Start of PROVIDED ENTRIES

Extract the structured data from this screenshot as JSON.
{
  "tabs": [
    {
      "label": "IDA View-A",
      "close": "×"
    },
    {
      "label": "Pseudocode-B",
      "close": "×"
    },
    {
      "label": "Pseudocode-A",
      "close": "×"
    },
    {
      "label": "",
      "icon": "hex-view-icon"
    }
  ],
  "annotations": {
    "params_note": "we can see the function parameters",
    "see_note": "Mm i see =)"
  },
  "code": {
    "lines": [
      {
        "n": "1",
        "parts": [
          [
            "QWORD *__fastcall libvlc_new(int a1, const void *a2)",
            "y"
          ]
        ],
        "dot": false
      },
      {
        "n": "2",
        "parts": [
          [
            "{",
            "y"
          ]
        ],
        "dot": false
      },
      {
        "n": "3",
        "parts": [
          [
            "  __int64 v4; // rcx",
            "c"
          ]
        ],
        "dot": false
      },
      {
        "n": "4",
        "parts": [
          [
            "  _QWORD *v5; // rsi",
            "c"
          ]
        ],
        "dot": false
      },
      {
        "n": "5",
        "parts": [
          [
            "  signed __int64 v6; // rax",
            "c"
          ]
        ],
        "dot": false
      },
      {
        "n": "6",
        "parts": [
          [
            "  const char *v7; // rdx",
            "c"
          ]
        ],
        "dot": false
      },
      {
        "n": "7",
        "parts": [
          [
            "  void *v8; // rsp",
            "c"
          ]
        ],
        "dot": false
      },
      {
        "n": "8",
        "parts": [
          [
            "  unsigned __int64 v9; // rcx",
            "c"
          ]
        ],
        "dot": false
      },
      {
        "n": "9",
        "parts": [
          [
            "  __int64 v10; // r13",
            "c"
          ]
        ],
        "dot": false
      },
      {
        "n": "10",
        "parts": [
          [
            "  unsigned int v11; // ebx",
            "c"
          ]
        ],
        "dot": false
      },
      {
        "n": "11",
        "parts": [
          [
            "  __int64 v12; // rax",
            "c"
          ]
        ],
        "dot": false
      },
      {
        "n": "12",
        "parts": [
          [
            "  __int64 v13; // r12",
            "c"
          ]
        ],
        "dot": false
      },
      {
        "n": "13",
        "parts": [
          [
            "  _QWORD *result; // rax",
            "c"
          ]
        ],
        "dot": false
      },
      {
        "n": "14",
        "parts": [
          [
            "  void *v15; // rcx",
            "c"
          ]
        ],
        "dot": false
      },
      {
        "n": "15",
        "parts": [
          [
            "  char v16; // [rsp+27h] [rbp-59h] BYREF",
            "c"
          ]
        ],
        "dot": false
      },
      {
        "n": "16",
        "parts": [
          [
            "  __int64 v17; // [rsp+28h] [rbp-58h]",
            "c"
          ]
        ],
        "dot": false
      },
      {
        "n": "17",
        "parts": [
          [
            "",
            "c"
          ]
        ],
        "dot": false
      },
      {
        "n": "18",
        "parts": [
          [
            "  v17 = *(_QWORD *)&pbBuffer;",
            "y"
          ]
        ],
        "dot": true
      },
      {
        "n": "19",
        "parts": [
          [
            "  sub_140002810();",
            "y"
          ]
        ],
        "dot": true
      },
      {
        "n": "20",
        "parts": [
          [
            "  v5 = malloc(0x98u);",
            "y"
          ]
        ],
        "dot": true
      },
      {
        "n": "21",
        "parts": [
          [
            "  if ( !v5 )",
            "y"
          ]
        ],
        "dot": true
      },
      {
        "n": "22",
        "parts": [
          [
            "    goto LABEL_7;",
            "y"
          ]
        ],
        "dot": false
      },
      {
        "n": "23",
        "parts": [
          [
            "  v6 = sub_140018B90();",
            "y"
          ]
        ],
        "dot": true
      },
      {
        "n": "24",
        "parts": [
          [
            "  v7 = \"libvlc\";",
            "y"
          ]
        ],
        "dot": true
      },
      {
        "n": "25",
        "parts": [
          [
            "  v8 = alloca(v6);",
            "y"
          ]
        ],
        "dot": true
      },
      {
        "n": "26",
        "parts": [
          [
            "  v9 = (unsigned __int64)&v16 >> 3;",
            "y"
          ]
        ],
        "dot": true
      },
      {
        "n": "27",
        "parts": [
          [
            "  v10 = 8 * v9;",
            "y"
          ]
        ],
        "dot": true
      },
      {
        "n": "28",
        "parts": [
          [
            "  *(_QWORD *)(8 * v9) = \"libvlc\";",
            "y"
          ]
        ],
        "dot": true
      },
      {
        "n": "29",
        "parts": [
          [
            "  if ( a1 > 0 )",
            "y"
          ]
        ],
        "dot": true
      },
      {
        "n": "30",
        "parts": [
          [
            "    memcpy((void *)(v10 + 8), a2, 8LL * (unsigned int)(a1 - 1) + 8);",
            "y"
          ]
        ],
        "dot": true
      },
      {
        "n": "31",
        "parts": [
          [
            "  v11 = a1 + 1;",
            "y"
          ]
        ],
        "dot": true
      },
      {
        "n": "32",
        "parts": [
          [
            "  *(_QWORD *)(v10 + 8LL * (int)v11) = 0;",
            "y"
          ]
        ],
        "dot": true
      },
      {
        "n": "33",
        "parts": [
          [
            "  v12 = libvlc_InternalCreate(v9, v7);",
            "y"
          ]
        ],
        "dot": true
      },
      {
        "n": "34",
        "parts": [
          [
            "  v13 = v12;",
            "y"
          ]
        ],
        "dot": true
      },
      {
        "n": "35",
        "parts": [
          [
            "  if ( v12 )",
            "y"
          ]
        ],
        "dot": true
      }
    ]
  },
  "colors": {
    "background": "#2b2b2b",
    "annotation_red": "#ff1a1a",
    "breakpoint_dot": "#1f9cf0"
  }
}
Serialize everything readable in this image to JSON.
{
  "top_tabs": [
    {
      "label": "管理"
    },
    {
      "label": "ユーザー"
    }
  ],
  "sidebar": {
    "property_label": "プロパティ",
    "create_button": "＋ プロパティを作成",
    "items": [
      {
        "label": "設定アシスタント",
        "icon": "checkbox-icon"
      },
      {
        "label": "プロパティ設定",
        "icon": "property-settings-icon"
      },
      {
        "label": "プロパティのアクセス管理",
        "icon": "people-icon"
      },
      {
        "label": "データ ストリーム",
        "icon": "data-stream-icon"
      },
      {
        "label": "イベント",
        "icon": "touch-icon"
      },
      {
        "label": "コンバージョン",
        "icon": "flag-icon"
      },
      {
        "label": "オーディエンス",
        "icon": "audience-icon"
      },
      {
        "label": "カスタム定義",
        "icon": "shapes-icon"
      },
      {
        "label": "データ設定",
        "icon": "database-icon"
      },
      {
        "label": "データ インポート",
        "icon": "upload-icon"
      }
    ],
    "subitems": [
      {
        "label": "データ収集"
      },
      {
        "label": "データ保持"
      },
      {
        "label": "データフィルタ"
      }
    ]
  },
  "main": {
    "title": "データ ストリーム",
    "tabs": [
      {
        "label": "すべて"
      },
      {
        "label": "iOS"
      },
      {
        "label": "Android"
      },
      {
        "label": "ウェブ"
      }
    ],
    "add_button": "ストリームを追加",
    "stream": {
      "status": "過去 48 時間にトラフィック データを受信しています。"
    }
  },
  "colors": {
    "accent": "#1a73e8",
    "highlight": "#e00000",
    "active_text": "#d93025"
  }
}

End of PROVIDED ENTRIES

**INSTRUCTIONS TO FOLLOW**.
Everything from the line that contains "Serialize everything readable" through the end of the records must be duplicated exactly, and nothing outside that range.

**TASK OUTPUT**.
Serialize everything readable in this image to JSON.
{
  "top_tabs": [
    {
      "label": "管理"
    },
    {
      "label": "ユーザー"
    }
  ],
  "sidebar": {
    "property_label": "プロパティ",
    "create_button": "＋ プロパティを作成",
    "items": [
      {
        "label": "設定アシスタント",
        "icon": "checkbox-icon"
      },
      {
        "label": "プロパティ設定",
        "icon": "property-settings-icon"
      },
      {
        "label": "プロパティのアクセス管理",
        "icon": "people-icon"
      },
      {
        "label": "データ ストリーム",
        "icon": "data-stream-icon"
      },
      {
        "label": "イベント",
        "icon": "touch-icon"
      },
      {
        "label": "コンバージョン",
        "icon": "flag-icon"
      },
      {
        "label": "オーディエンス",
        "icon": "audience-icon"
      },
      {
        "label": "カスタム定義",
        "icon": "shapes-icon"
      },
      {
        "label": "データ設定",
        "icon": "database-icon"
      },
      {
        "label": "データ インポート",
        "icon": "upload-icon"
      }
    ],
    "subitems": [
      {
        "label": "データ収集"
      },
      {
        "label": "データ保持"
      },
      {
        "label": "データフィルタ"
      }
    ]
  },
  "main": {
    "title": "データ ストリーム",
    "tabs": [
      {
        "label": "すべて"
      },
      {
        "label": "iOS"
      },
      {
        "label": "Android"
      },
      {
        "label": "ウェブ"
      }
    ],
    "add_button": "ストリームを追加",
    "stream": {
      "status": "過去 48 時間にトラフィック データを受信しています。"
    }
  },
  "colors": {
    "accent": "#1a73e8",
    "highlight": "#e00000",
    "active_text": "#d93025"
  }
}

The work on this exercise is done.